### PROBLEM DETAILS
Return the count of lines that hold the string "What", with no other words.

(Entries from a visual dataset)
══════
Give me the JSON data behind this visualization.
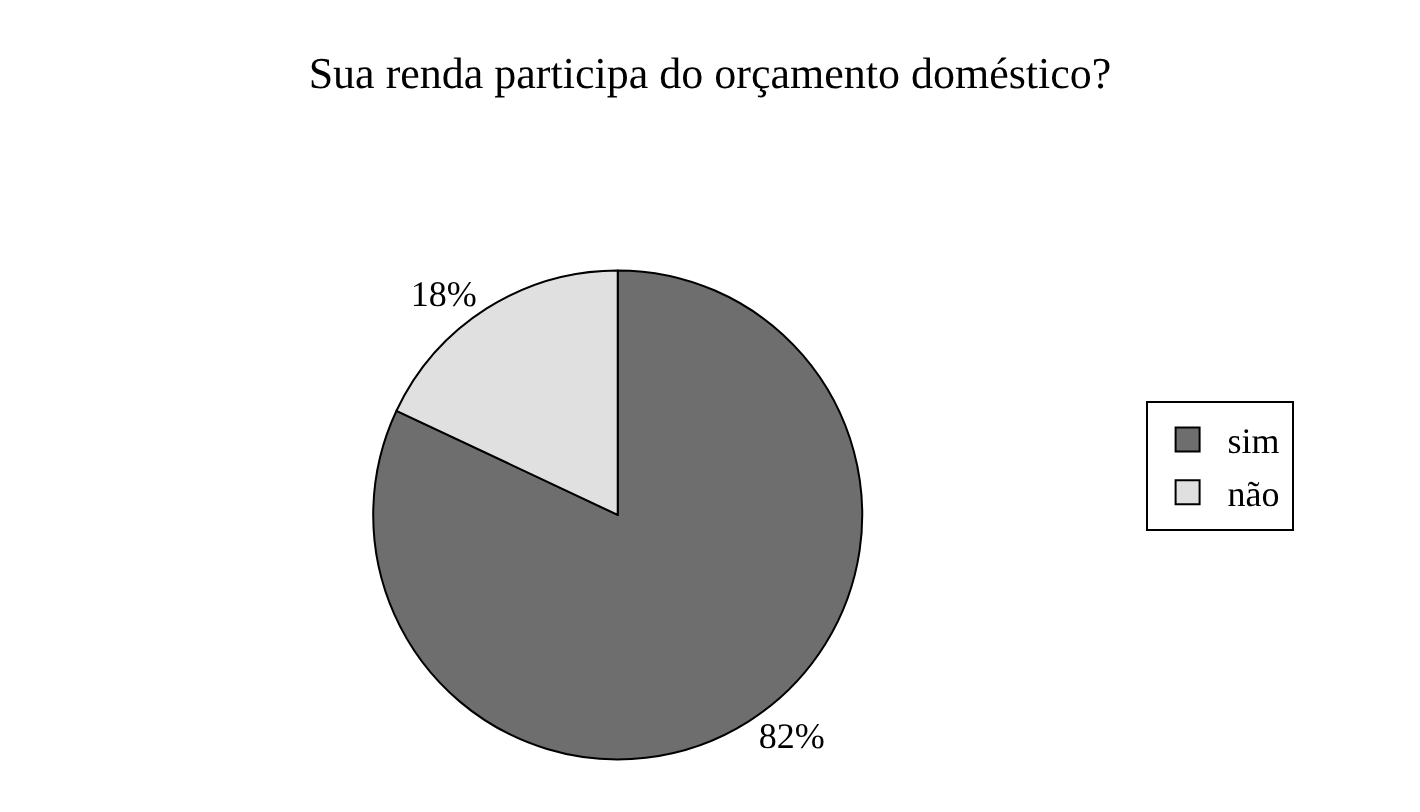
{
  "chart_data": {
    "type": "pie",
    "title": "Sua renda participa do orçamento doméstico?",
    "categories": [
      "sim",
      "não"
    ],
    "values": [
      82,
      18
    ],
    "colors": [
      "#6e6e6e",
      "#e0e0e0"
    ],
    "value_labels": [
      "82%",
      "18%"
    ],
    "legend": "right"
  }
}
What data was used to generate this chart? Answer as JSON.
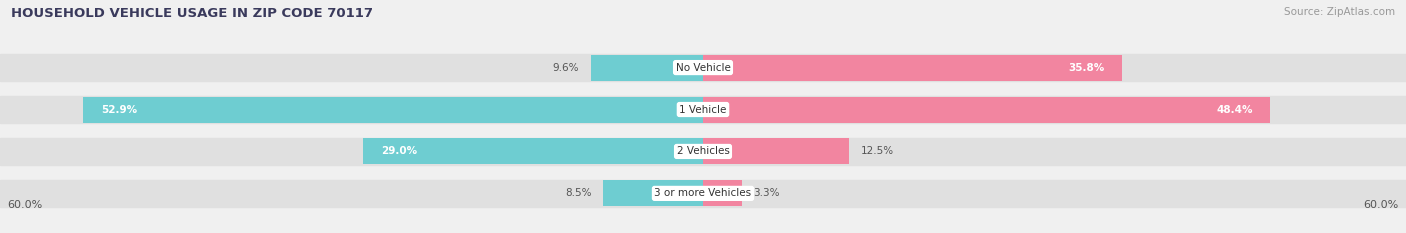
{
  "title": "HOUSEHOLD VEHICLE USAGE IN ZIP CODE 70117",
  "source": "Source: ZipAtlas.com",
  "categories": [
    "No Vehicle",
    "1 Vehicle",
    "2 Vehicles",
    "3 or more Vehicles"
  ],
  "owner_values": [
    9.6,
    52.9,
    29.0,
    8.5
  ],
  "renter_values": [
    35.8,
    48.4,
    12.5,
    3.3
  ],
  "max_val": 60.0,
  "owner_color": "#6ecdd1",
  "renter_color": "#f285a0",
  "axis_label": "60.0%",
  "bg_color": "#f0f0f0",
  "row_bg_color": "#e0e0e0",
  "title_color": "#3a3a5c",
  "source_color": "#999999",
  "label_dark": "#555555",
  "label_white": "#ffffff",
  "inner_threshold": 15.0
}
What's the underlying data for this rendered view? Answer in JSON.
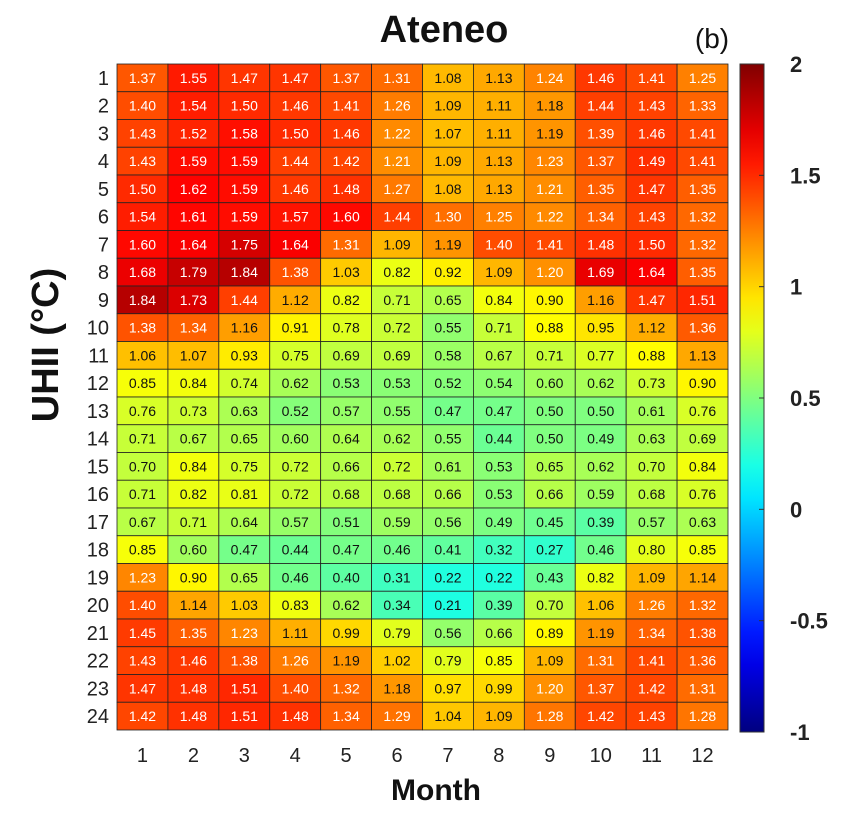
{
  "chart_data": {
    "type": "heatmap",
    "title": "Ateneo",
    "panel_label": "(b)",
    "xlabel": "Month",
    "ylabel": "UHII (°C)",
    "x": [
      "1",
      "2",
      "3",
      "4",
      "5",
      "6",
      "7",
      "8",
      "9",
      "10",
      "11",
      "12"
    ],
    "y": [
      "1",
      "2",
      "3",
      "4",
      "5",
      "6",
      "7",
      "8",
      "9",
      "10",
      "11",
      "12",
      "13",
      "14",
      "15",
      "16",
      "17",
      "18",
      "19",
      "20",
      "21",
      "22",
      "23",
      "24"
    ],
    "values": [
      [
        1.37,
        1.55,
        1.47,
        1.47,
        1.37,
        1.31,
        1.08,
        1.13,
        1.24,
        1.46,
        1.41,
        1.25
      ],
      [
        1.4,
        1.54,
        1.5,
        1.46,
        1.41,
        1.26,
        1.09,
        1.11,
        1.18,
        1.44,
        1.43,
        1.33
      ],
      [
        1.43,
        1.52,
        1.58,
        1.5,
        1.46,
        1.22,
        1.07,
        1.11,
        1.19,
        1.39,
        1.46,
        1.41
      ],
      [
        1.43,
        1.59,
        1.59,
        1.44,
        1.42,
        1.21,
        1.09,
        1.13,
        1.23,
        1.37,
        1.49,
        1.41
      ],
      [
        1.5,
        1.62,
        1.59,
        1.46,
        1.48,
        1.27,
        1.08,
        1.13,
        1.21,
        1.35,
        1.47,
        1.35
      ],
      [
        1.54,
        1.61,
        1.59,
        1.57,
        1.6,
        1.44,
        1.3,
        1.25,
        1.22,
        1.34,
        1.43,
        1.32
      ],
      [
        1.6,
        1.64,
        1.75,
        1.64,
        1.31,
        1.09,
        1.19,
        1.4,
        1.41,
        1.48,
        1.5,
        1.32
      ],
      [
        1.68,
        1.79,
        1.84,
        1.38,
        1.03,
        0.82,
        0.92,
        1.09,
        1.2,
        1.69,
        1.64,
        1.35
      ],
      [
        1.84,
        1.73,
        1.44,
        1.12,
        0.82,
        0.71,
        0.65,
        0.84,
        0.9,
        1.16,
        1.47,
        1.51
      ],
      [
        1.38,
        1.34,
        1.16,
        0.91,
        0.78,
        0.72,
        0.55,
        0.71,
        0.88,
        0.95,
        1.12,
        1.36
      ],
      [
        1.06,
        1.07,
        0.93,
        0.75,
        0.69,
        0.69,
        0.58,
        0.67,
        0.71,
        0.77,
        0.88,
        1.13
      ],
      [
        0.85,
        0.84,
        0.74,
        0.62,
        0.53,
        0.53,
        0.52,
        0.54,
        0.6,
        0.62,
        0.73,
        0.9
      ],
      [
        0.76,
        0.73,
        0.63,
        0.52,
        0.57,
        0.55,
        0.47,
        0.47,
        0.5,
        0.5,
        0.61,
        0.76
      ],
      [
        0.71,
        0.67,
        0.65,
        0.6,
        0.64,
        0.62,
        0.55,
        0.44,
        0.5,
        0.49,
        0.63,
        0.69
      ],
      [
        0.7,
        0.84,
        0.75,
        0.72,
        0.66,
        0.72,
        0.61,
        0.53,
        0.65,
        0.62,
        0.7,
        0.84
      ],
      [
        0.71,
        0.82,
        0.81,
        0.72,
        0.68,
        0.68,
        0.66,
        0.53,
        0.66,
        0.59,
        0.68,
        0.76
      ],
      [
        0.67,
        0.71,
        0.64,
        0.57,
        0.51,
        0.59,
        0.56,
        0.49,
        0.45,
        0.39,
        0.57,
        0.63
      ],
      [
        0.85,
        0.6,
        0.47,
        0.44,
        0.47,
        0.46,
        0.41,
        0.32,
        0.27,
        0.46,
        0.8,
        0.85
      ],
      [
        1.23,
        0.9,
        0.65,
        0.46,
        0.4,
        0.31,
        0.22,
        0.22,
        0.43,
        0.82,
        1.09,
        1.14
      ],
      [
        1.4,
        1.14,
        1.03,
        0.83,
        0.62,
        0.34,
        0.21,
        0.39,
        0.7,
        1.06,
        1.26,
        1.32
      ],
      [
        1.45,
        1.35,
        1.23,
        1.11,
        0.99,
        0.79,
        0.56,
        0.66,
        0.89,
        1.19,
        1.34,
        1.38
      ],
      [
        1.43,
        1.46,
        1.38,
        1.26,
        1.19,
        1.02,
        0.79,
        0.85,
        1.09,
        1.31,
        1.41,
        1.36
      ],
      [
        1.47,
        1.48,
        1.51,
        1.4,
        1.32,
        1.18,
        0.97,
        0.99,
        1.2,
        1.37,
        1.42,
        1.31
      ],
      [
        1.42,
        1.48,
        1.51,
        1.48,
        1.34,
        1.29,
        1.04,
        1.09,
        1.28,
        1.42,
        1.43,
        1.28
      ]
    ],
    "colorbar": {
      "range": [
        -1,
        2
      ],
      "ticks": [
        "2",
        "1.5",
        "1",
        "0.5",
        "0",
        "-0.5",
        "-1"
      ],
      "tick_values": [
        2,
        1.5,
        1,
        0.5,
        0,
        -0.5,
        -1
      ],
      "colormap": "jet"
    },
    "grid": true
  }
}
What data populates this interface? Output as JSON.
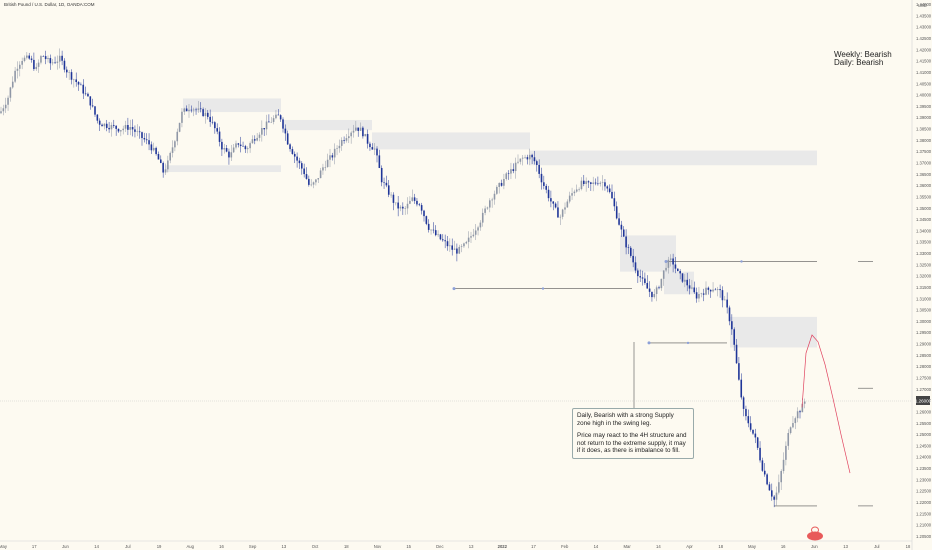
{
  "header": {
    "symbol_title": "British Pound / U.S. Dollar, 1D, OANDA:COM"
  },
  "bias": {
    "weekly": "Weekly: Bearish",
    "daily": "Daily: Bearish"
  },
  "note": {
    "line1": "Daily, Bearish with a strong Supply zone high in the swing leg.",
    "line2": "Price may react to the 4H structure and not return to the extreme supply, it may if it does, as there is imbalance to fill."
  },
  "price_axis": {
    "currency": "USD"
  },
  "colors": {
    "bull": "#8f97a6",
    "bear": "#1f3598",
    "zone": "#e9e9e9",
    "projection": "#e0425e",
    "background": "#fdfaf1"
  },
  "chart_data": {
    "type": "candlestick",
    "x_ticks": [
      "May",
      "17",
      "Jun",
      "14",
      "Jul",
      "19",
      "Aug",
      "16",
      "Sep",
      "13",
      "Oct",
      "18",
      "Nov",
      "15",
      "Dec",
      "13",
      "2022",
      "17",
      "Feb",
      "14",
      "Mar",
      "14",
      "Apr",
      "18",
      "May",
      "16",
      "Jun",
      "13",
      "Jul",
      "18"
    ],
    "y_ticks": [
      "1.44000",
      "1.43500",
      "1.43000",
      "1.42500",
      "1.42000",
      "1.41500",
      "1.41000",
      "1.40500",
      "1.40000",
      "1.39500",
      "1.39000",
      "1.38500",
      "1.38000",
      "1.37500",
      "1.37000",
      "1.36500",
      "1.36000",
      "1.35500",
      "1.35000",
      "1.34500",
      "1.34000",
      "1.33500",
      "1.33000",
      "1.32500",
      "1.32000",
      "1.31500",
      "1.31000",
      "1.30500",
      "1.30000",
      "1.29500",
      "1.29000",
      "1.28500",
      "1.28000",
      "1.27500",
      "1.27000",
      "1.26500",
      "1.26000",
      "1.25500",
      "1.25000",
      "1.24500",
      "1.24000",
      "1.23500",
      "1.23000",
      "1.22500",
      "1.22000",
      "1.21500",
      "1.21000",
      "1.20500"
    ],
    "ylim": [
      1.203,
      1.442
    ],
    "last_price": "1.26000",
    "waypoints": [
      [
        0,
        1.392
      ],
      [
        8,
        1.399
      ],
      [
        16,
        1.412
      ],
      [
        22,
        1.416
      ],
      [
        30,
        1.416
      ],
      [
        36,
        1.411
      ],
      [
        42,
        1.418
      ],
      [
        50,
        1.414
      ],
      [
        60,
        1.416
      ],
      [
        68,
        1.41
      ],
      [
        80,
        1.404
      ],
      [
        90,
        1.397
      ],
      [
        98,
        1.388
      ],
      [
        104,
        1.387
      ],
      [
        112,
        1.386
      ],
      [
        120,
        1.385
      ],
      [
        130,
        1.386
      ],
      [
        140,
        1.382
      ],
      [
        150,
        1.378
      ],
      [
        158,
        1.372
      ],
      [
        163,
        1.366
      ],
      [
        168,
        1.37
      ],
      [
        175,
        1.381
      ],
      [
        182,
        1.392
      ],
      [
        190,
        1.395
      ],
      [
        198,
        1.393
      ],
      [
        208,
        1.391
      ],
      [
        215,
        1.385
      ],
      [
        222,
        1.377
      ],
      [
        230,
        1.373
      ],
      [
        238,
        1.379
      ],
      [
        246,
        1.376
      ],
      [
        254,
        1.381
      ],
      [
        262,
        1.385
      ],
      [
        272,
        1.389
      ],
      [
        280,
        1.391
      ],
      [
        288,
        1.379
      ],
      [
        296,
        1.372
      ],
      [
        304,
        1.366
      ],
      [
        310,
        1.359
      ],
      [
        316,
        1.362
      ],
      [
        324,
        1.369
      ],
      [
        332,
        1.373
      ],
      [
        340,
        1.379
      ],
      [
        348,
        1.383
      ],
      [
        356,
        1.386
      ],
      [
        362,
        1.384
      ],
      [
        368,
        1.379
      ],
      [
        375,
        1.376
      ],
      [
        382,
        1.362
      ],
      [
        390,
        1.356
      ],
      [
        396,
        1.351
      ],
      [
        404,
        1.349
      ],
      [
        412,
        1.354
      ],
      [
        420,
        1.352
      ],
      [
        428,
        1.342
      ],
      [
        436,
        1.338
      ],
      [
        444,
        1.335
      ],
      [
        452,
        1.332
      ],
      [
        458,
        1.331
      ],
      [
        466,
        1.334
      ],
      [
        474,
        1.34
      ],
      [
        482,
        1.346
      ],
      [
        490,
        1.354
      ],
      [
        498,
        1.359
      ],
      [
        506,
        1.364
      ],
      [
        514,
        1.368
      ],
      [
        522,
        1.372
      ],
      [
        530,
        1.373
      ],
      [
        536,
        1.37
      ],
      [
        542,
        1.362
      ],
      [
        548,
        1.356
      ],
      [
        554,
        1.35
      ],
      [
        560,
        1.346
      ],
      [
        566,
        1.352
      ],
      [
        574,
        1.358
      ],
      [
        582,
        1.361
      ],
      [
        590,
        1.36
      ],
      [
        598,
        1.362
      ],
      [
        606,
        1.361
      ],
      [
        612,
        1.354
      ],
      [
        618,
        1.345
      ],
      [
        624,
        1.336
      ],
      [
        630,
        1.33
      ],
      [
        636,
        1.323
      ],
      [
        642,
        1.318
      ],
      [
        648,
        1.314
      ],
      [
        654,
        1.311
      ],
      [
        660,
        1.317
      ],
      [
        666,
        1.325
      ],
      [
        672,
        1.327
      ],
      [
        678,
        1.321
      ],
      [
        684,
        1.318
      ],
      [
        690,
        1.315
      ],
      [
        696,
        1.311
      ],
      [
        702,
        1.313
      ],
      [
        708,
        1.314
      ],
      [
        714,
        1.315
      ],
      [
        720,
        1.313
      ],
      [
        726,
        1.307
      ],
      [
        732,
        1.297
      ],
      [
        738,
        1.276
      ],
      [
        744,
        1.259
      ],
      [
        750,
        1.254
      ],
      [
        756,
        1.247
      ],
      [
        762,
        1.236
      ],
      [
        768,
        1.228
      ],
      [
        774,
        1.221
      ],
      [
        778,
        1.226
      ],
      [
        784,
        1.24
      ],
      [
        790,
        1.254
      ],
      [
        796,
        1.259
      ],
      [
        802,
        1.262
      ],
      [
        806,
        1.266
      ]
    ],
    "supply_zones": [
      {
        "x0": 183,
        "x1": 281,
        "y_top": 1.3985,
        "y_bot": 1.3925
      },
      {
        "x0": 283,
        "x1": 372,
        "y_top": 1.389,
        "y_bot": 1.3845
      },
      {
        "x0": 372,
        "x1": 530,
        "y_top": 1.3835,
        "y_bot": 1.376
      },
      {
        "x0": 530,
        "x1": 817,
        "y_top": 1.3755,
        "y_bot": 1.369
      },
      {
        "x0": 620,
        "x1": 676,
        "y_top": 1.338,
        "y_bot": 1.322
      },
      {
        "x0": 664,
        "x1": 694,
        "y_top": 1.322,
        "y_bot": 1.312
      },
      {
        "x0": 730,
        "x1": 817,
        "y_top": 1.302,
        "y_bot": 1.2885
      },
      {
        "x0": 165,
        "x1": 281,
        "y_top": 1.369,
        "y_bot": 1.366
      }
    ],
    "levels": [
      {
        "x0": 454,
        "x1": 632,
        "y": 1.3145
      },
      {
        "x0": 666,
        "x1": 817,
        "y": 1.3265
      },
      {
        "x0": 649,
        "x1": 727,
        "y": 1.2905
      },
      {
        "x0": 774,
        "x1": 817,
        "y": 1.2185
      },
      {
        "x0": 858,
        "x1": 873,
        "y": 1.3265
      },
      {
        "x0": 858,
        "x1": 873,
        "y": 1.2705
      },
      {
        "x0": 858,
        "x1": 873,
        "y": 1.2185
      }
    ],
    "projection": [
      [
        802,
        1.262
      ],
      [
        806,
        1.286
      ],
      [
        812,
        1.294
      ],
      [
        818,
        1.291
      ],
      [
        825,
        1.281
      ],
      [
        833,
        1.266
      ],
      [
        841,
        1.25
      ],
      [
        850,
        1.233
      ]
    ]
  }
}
══════
### WRITTEN ANSWER
3